◆ Recorded data:

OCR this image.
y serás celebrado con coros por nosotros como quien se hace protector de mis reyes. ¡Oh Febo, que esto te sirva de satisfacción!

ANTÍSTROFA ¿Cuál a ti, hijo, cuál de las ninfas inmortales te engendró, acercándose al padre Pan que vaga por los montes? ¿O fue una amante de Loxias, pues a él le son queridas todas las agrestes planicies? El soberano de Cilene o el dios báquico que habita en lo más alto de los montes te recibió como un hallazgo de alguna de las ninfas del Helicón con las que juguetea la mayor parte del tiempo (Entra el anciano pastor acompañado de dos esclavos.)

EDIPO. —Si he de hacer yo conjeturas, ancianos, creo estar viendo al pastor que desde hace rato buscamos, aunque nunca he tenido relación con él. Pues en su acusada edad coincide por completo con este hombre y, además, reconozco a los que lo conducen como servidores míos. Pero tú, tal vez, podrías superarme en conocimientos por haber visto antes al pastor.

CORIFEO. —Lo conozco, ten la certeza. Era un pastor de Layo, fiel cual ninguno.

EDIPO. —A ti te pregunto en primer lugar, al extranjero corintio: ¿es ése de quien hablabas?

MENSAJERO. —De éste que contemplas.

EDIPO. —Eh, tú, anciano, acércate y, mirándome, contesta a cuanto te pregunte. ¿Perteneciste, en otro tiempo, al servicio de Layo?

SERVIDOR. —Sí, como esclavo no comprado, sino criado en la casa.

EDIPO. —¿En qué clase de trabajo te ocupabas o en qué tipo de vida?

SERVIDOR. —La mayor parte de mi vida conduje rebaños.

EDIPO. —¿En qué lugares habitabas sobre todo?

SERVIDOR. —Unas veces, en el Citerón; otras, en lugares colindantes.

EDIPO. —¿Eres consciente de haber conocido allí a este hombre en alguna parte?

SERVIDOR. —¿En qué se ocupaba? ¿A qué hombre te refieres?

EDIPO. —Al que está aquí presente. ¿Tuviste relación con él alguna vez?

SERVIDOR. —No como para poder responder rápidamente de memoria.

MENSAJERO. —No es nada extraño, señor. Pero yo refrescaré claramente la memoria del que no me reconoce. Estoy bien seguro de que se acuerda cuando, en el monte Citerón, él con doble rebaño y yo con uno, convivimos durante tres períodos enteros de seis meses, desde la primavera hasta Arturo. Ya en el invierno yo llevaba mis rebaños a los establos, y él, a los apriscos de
==
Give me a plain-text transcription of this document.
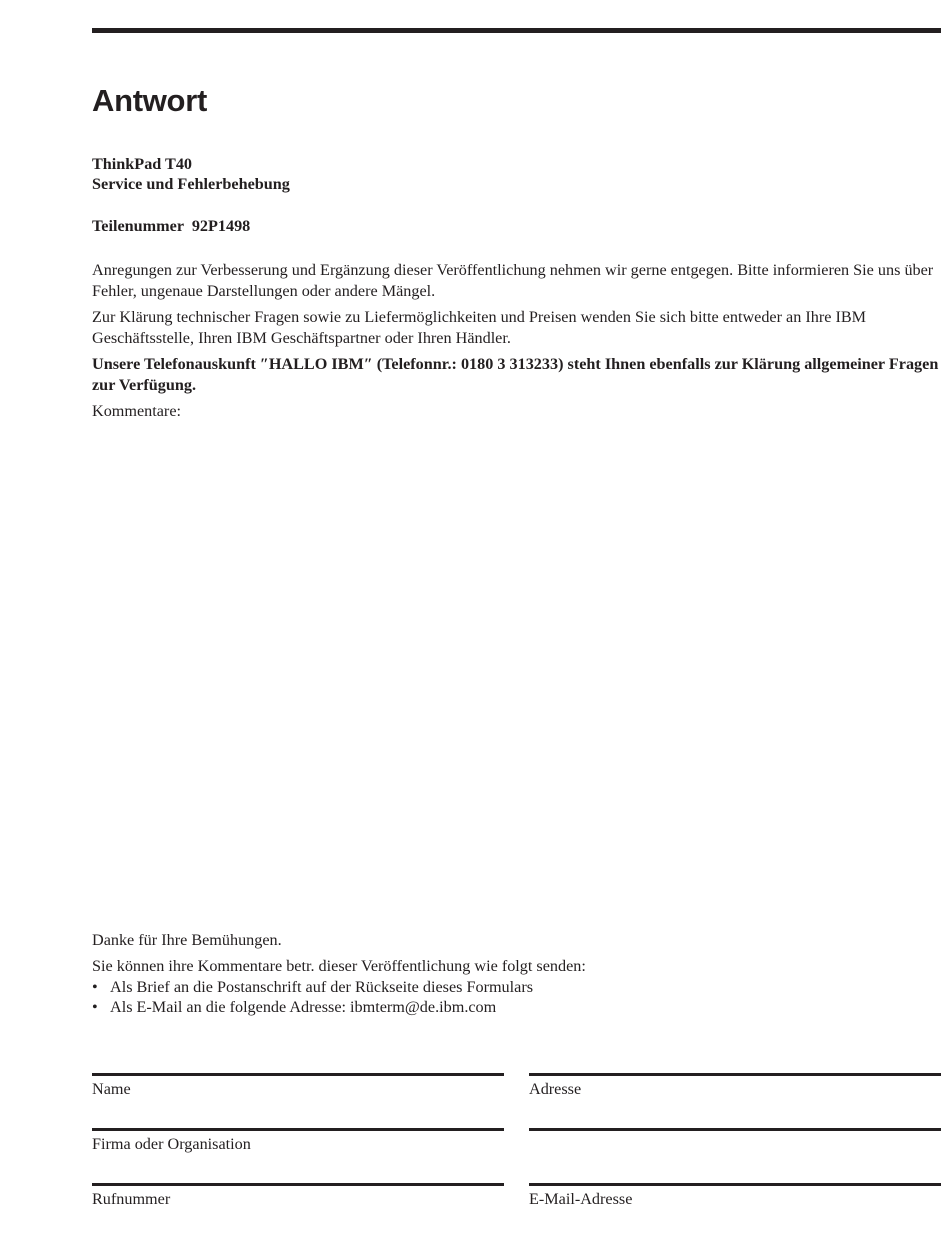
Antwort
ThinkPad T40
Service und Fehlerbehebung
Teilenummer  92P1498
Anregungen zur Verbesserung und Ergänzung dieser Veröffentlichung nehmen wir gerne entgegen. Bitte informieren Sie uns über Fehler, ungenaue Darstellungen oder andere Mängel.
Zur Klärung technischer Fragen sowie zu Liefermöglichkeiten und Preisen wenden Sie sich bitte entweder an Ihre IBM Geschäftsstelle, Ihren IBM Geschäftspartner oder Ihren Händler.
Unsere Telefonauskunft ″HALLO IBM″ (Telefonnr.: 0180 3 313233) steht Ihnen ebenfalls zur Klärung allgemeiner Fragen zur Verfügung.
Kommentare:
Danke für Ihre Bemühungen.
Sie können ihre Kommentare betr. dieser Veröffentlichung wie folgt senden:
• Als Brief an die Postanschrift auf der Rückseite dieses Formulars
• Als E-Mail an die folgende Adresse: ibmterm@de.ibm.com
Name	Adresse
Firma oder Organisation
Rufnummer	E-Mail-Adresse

◆ Set problem: Tally the lines in the listing that hold "hombre" and report the number alone.

◆ Task result: 3